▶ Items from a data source

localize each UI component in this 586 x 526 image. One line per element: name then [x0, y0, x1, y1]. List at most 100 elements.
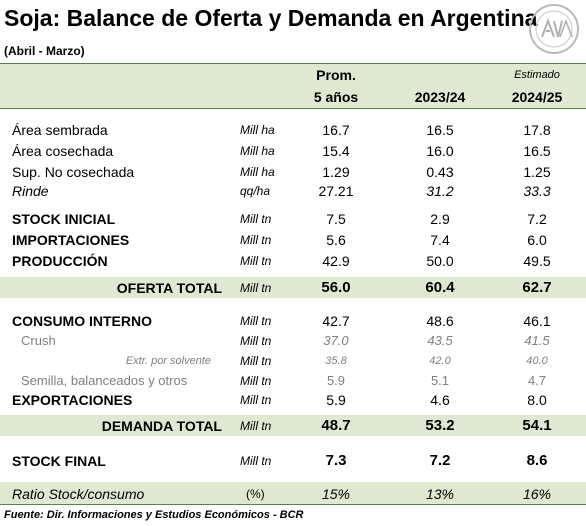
- ratio-band: [0, 482, 586, 504]
- row-value-2024-25: 17.8: [523, 122, 551, 138]
- row-unit: Mill ha: [240, 144, 275, 158]
- row-unit: Mill ha: [240, 123, 275, 137]
- table-bottom-rule: [0, 504, 586, 505]
- row-label: Extr. por solvente: [125, 355, 211, 367]
- table-row-total: OFERTA TOTAL Mill tn 56.0 60.4 62.7: [0, 278, 586, 298]
- row-value-2023-24: 16.5: [426, 122, 454, 138]
- row-value-2024-25: 7.2: [527, 211, 547, 227]
- table-row: STOCK FINAL Mill tn 7.3 7.2 8.6: [0, 451, 586, 471]
- row-value-prom: 56.0: [321, 279, 351, 296]
- row-label: Ratio Stock/consumo: [12, 486, 145, 502]
- row-value-2023-24: 7.2: [429, 452, 451, 469]
- table-row: Área sembrada Mill ha 16.7 16.5 17.8: [0, 120, 586, 140]
- table-row: Rinde qq/ha 27.21 31.2 33.3: [0, 181, 586, 201]
- row-unit: Mill tn: [240, 314, 272, 328]
- row-value-prom: 37.0: [323, 333, 349, 348]
- row-value-2023-24: 60.4: [425, 279, 455, 296]
- row-value-prom: 5.9: [326, 392, 346, 408]
- row-value-2023-24: 13%: [425, 486, 455, 502]
- row-value-2023-24: 50.0: [426, 253, 454, 269]
- row-value-2023-24: 48.6: [426, 313, 454, 329]
- table-row: Sup. No cosechada Mill ha 1.29 0.43 1.25: [0, 162, 586, 182]
- row-unit: (%): [246, 487, 265, 501]
- row-value-2023-24: 16.0: [426, 143, 454, 159]
- header-5-anos-label: 5 años: [313, 89, 359, 105]
- row-value-2023-24: 53.2: [425, 417, 455, 434]
- row-label: PRODUCCIÓN: [12, 253, 108, 269]
- row-value-2023-24: 0.43: [426, 164, 454, 180]
- row-value-2023-24: 2.9: [430, 211, 450, 227]
- row-label: Semilla, balanceados y otros: [21, 373, 188, 388]
- row-unit: qq/ha: [240, 184, 271, 198]
- row-value-prom: 7.5: [326, 211, 346, 227]
- table-row: IMPORTACIONES Mill tn 5.6 7.4 6.0: [0, 230, 586, 250]
- row-label: EXPORTACIONES: [12, 392, 133, 408]
- row-label: Área cosechada: [12, 143, 114, 159]
- table-row: Área cosechada Mill ha 15.4 16.0 16.5: [0, 141, 586, 161]
- row-value-2023-24: 31.2: [426, 183, 454, 199]
- row-value-2024-25: 16%: [522, 486, 552, 502]
- row-value-2024-25: 41.5: [524, 333, 550, 348]
- table-row: Extr. por solvente Mill tn 35.8 42.0 40.…: [0, 351, 586, 371]
- header-2023-24-label: 2023/24: [414, 89, 466, 105]
- table-header: [0, 63, 586, 109]
- row-value-prom: 27.21: [318, 183, 354, 199]
- row-label: IMPORTACIONES: [12, 232, 130, 248]
- row-value-2024-25: 8.0: [527, 392, 547, 408]
- table-row: EXPORTACIONES Mill tn 5.9 4.6 8.0: [0, 390, 586, 410]
- row-value-2024-25: 40.0: [526, 355, 548, 367]
- row-label: Rinde: [12, 183, 49, 199]
- row-value-2024-25: 49.5: [523, 253, 551, 269]
- row-value-prom: 48.7: [321, 417, 351, 434]
- table-row: PRODUCCIÓN Mill tn 42.9 50.0 49.5: [0, 251, 586, 271]
- header-2024-25-label: 2024/25: [511, 89, 563, 105]
- row-value-2023-24: 43.5: [427, 333, 453, 348]
- row-value-2024-25: 1.25: [523, 164, 551, 180]
- bcr-seal-icon: [529, 4, 579, 54]
- row-unit: Mill tn: [240, 354, 272, 368]
- row-value-2024-25: 8.6: [526, 452, 548, 469]
- row-value-2024-25: 6.0: [527, 232, 547, 248]
- row-unit: Mill tn: [240, 254, 272, 268]
- table-row: Semilla, balanceados y otros Mill tn 5.9…: [0, 371, 586, 391]
- table-row-ratio: Ratio Stock/consumo (%) 15% 13% 16%: [0, 484, 586, 504]
- table-row: STOCK INICIAL Mill tn 7.5 2.9 7.2: [0, 209, 586, 229]
- row-label: Crush: [21, 333, 56, 348]
- row-unit: Mill ha: [240, 165, 275, 179]
- row-value-2024-25: 62.7: [522, 279, 552, 296]
- row-value-2023-24: 42.0: [429, 355, 451, 367]
- header-prom-label: Prom.: [316, 67, 356, 83]
- row-value-2023-24: 7.4: [430, 232, 450, 248]
- row-label: STOCK INICIAL: [12, 211, 116, 227]
- row-value-2024-25: 54.1: [522, 417, 552, 434]
- row-unit: Mill tn: [240, 374, 272, 388]
- row-value-prom: 42.9: [322, 253, 350, 269]
- demanda-total-band: [0, 415, 586, 436]
- row-unit: Mill tn: [240, 419, 272, 433]
- row-value-prom: 16.7: [322, 122, 350, 138]
- row-value-prom: 35.8: [325, 355, 347, 367]
- row-value-prom: 5.6: [326, 232, 346, 248]
- row-value-prom: 15.4: [322, 143, 350, 159]
- row-value-2024-25: 46.1: [523, 313, 551, 329]
- row-value-prom: 42.7: [322, 313, 350, 329]
- row-label: Área sembrada: [12, 122, 108, 138]
- row-value-prom: 7.3: [325, 452, 347, 469]
- row-value-2024-25: 33.3: [523, 183, 551, 199]
- table-row: Crush Mill tn 37.0 43.5 41.5: [0, 331, 586, 351]
- row-value-2024-25: 16.5: [523, 143, 551, 159]
- table-row: CONSUMO INTERNO Mill tn 42.7 48.6 46.1: [0, 311, 586, 331]
- header-estimado-note: Estimado: [514, 69, 560, 81]
- row-value-prom: 1.29: [322, 164, 350, 180]
- row-value-2023-24: 5.1: [430, 373, 450, 388]
- row-label: Sup. No cosechada: [12, 164, 135, 180]
- row-unit: Mill tn: [240, 212, 272, 226]
- row-unit: Mill tn: [240, 454, 272, 468]
- row-value-2023-24: 4.6: [430, 392, 450, 408]
- row-unit: Mill tn: [240, 233, 272, 247]
- row-unit: Mill tn: [240, 334, 272, 348]
- page-title: Soja: Balance de Oferta y Demanda en Arg…: [4, 5, 538, 31]
- row-unit: Mill tn: [240, 281, 272, 295]
- table-row-total: DEMANDA TOTAL Mill tn 48.7 53.2 54.1: [0, 416, 586, 436]
- row-label: DEMANDA TOTAL: [101, 418, 222, 434]
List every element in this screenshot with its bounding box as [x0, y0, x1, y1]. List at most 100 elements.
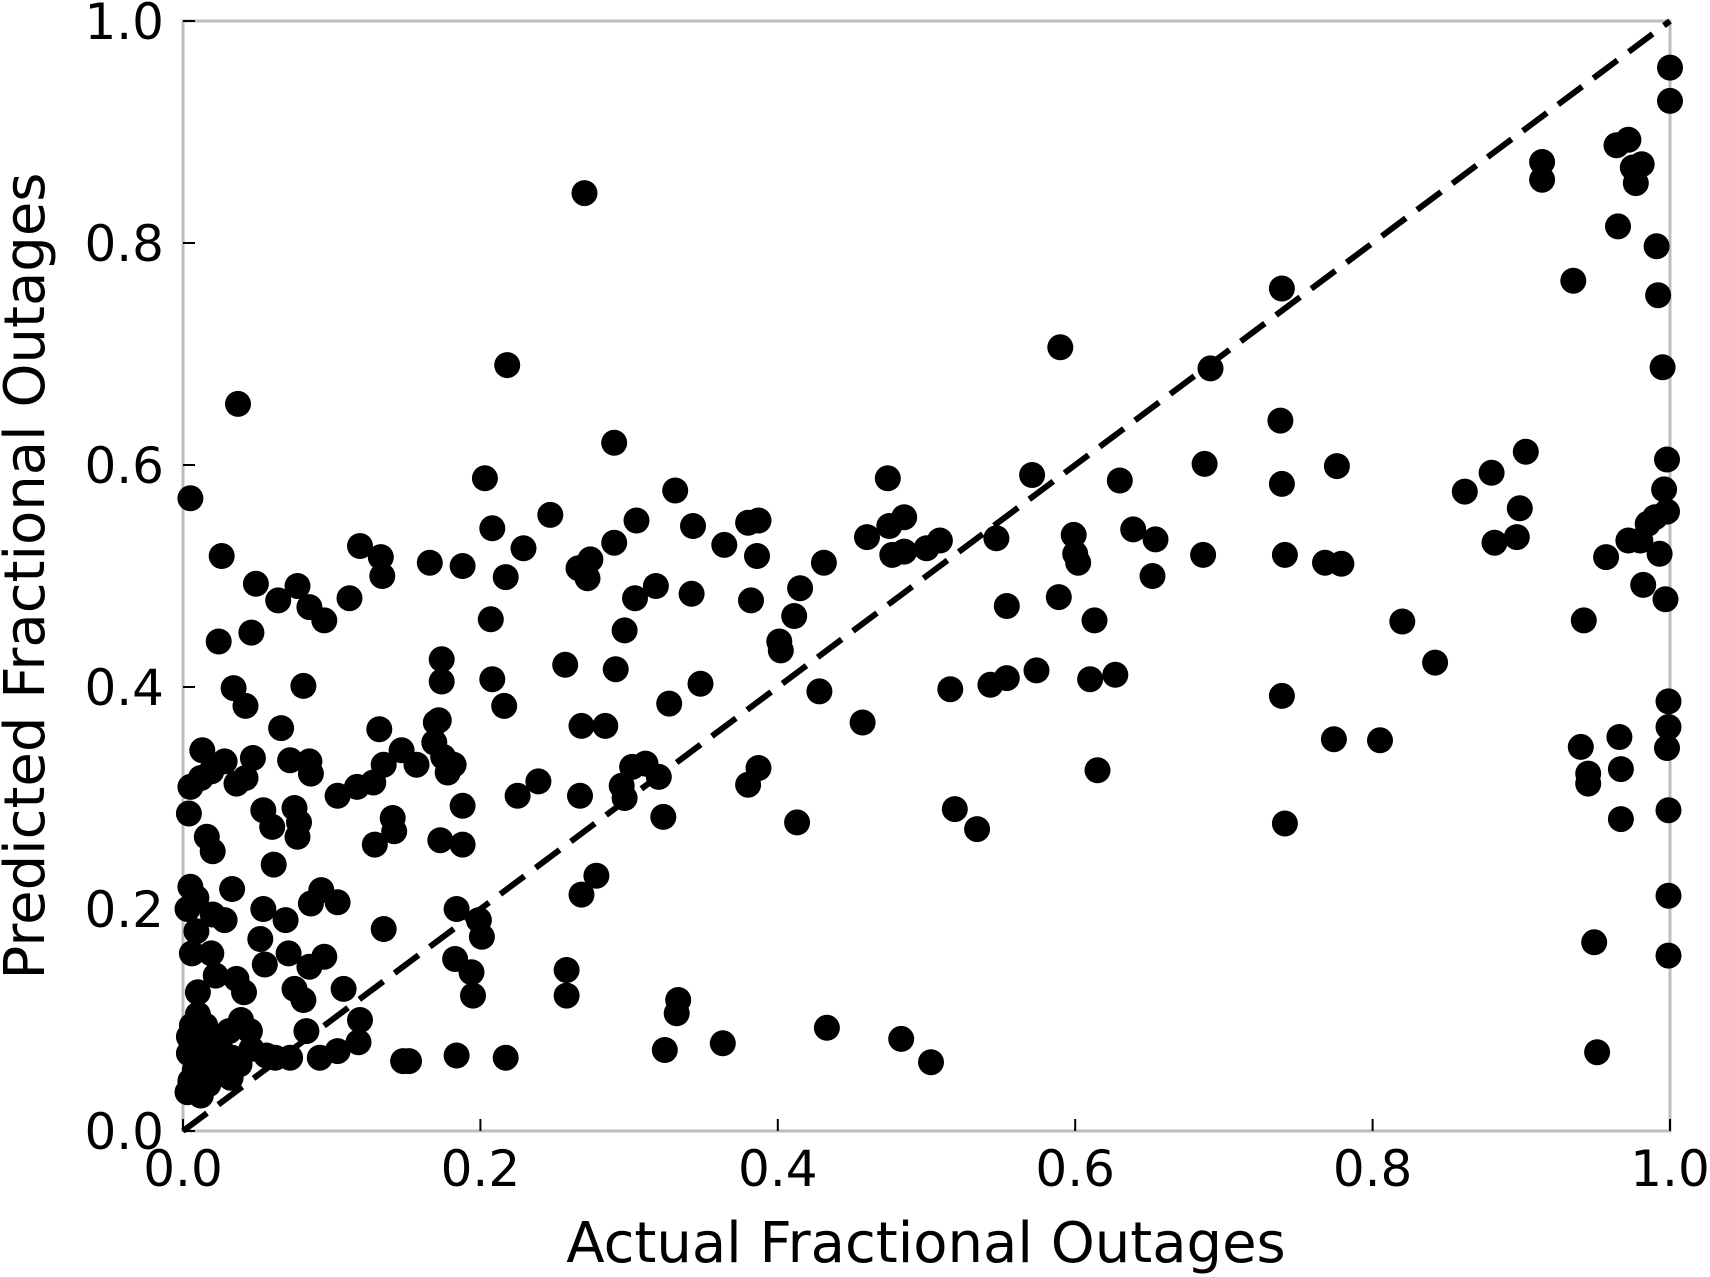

▶ Prompt
Reproduce all the records above with every "row-unit" swapped for "unit-label" and nothing else altered. Leave the pictures out.

▶ Result
localize each UI component in this 586 x 526 image. One line per element: name then [x0, y0, x1, y1]. List at most 100 elements.
- ratio-band: [0, 482, 586, 504]
- row-value-2024-25: 17.8: [523, 122, 551, 138]
- unit-label: Mill ha: [240, 144, 275, 158]
- unit-label: Mill ha: [240, 123, 275, 137]
- table-bottom-rule: [0, 504, 586, 505]
- row-label: Extr. por solvente: [125, 355, 211, 367]
- table-row-total: OFERTA TOTAL Mill tn 56.0 60.4 62.7: [0, 278, 586, 298]
- row-value-2023-24: 16.5: [426, 122, 454, 138]
- row-value-2024-25: 7.2: [527, 211, 547, 227]
- table-row: STOCK FINAL Mill tn 7.3 7.2 8.6: [0, 451, 586, 471]
- row-value-prom: 56.0: [321, 279, 351, 296]
- row-label: Ratio Stock/consumo: [12, 486, 145, 502]
- row-value-2023-24: 7.2: [429, 452, 451, 469]
- table-row: Área sembrada Mill ha 16.7 16.5 17.8: [0, 120, 586, 140]
- table-row: Rinde qq/ha 27.21 31.2 33.3: [0, 181, 586, 201]
- unit-label: Mill tn: [240, 314, 272, 328]
- row-value-prom: 37.0: [323, 333, 349, 348]
- row-value-2023-24: 60.4: [425, 279, 455, 296]
- row-value-prom: 5.9: [326, 392, 346, 408]
- row-value-2023-24: 13%: [425, 486, 455, 502]
- row-value-2023-24: 50.0: [426, 253, 454, 269]
- row-value-2023-24: 48.6: [426, 313, 454, 329]
- table-row: Sup. No cosechada Mill ha 1.29 0.43 1.25: [0, 162, 586, 182]
- unit-label: (%): [246, 487, 265, 501]
- row-value-2023-24: 16.0: [426, 143, 454, 159]
- header-5-anos-label: 5 años: [313, 89, 359, 105]
- row-value-2023-24: 53.2: [425, 417, 455, 434]
- row-label: PRODUCCIÓN: [12, 253, 108, 269]
- row-value-2023-24: 0.43: [426, 164, 454, 180]
- row-value-2023-24: 2.9: [430, 211, 450, 227]
- row-label: Semilla, balanceados y otros: [21, 373, 188, 388]
- unit-label: qq/ha: [240, 184, 271, 198]
- row-value-prom: 7.5: [326, 211, 346, 227]
- table-row: IMPORTACIONES Mill tn 5.6 7.4 6.0: [0, 230, 586, 250]
- row-label: EXPORTACIONES: [12, 392, 133, 408]
- row-label: Área cosechada: [12, 143, 114, 159]
- table-row: Área cosechada Mill ha 15.4 16.0 16.5: [0, 141, 586, 161]
- row-value-2023-24: 31.2: [426, 183, 454, 199]
- row-value-2024-25: 16%: [522, 486, 552, 502]
- row-value-2024-25: 41.5: [524, 333, 550, 348]
- table-row: Extr. por solvente Mill tn 35.8 42.0 40.…: [0, 351, 586, 371]
- header-2023-24-label: 2023/24: [414, 89, 466, 105]
- table-header: [0, 63, 586, 109]
- row-value-prom: 27.21: [318, 183, 354, 199]
- row-label: IMPORTACIONES: [12, 232, 130, 248]
- row-value-2024-25: 8.0: [527, 392, 547, 408]
- table-row: EXPORTACIONES Mill tn 5.9 4.6 8.0: [0, 390, 586, 410]
- row-value-2024-25: 40.0: [526, 355, 548, 367]
- row-label: Rinde: [12, 183, 49, 199]
- row-value-2024-25: 49.5: [523, 253, 551, 269]
- row-value-prom: 48.7: [321, 417, 351, 434]
- table-row: PRODUCCIÓN Mill tn 42.9 50.0 49.5: [0, 251, 586, 271]
- header-2024-25-label: 2024/25: [511, 89, 563, 105]
- row-value-2023-24: 43.5: [427, 333, 453, 348]
- row-value-2024-25: 1.25: [523, 164, 551, 180]
- bcr-seal-icon: [529, 4, 579, 54]
- unit-label: Mill tn: [240, 354, 272, 368]
- row-value-2024-25: 8.6: [526, 452, 548, 469]
- row-value-2024-25: 6.0: [527, 232, 547, 248]
- unit-label: Mill tn: [240, 254, 272, 268]
- table-row: Semilla, balanceados y otros Mill tn 5.9…: [0, 371, 586, 391]
- table-row-ratio: Ratio Stock/consumo (%) 15% 13% 16%: [0, 484, 586, 504]
- table-row: STOCK INICIAL Mill tn 7.5 2.9 7.2: [0, 209, 586, 229]
- row-label: Crush: [21, 333, 56, 348]
- unit-label: Mill ha: [240, 165, 275, 179]
- row-value-2024-25: 62.7: [522, 279, 552, 296]
- row-value-2023-24: 42.0: [429, 355, 451, 367]
- header-prom-label: Prom.: [316, 67, 356, 83]
- row-value-2023-24: 7.4: [430, 232, 450, 248]
- row-label: STOCK INICIAL: [12, 211, 116, 227]
- row-value-2024-25: 54.1: [522, 417, 552, 434]
- unit-label: Mill tn: [240, 374, 272, 388]
- row-value-prom: 42.9: [322, 253, 350, 269]
- demanda-total-band: [0, 415, 586, 436]
- unit-label: Mill tn: [240, 419, 272, 433]
- row-value-prom: 16.7: [322, 122, 350, 138]
- row-value-prom: 35.8: [325, 355, 347, 367]
- row-value-prom: 5.6: [326, 232, 346, 248]
- row-value-prom: 15.4: [322, 143, 350, 159]
- row-value-2024-25: 46.1: [523, 313, 551, 329]
- row-value-prom: 42.7: [322, 313, 350, 329]
- row-label: Área sembrada: [12, 122, 108, 138]
- row-value-prom: 7.3: [325, 452, 347, 469]
- row-value-2024-25: 33.3: [523, 183, 551, 199]
- table-row: Crush Mill tn 37.0 43.5 41.5: [0, 331, 586, 351]
- row-value-2024-25: 16.5: [523, 143, 551, 159]
- table-row: CONSUMO INTERNO Mill tn 42.7 48.6 46.1: [0, 311, 586, 331]
- header-estimado-note: Estimado: [514, 69, 560, 81]
- row-value-prom: 1.29: [322, 164, 350, 180]
- row-value-2023-24: 5.1: [430, 373, 450, 388]
- row-label: Sup. No cosechada: [12, 164, 135, 180]
- unit-label: Mill tn: [240, 212, 272, 226]
- unit-label: Mill tn: [240, 454, 272, 468]
- row-value-2023-24: 4.6: [430, 392, 450, 408]
- unit-label: Mill tn: [240, 233, 272, 247]
- unit-label: Mill tn: [240, 334, 272, 348]
- page-title: Soja: Balance de Oferta y Demanda en Arg…: [4, 5, 538, 31]
- unit-label: Mill tn: [240, 281, 272, 295]
- table-row-total: DEMANDA TOTAL Mill tn 48.7 53.2 54.1: [0, 416, 586, 436]
- row-label: DEMANDA TOTAL: [101, 418, 222, 434]
List every element in this screenshot with its bounding box as [x0, y0, x1, y1]. List at most 100 elements.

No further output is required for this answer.